What to produce – Single out each line with the word "如果没有理想" and copy it.

--- Start of Recorded data ---

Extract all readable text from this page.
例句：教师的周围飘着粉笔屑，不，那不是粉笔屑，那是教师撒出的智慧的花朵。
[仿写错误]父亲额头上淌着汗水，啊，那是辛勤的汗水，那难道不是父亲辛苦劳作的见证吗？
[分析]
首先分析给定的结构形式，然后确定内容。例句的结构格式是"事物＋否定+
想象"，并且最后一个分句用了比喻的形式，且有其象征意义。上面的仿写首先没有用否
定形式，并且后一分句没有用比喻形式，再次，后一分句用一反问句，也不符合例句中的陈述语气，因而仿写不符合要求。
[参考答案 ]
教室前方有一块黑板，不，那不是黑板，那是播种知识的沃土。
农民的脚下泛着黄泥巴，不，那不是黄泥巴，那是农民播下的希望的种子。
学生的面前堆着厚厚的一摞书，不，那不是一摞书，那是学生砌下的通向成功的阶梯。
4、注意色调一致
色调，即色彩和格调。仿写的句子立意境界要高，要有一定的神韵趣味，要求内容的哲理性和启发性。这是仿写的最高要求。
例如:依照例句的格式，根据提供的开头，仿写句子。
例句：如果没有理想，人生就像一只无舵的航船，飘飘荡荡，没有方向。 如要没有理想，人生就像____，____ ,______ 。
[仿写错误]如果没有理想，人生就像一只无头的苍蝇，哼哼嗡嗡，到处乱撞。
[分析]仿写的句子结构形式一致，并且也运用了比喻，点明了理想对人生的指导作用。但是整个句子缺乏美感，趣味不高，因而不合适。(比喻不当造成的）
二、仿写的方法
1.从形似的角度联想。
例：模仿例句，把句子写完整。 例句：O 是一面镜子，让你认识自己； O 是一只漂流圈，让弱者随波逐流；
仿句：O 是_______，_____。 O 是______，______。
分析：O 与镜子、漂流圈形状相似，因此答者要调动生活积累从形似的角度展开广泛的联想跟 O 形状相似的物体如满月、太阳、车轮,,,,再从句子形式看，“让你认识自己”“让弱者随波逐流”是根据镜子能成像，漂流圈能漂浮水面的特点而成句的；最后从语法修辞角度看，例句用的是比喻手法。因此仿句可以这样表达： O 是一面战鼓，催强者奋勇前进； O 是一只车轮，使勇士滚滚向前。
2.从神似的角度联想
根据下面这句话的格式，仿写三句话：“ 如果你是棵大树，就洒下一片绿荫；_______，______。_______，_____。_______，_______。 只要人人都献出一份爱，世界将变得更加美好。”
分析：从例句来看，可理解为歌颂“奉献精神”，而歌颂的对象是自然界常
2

--- End of Recorded data ---

Task result –
例句：如果没有理想，人生就像一只无舵的航船，飘飘荡荡，没有方向。 如要没有理想，人生就像____，____ ,______ 。
[仿写错误]如果没有理想，人生就像一只无头的苍蝇，哼哼嗡嗡，到处乱撞。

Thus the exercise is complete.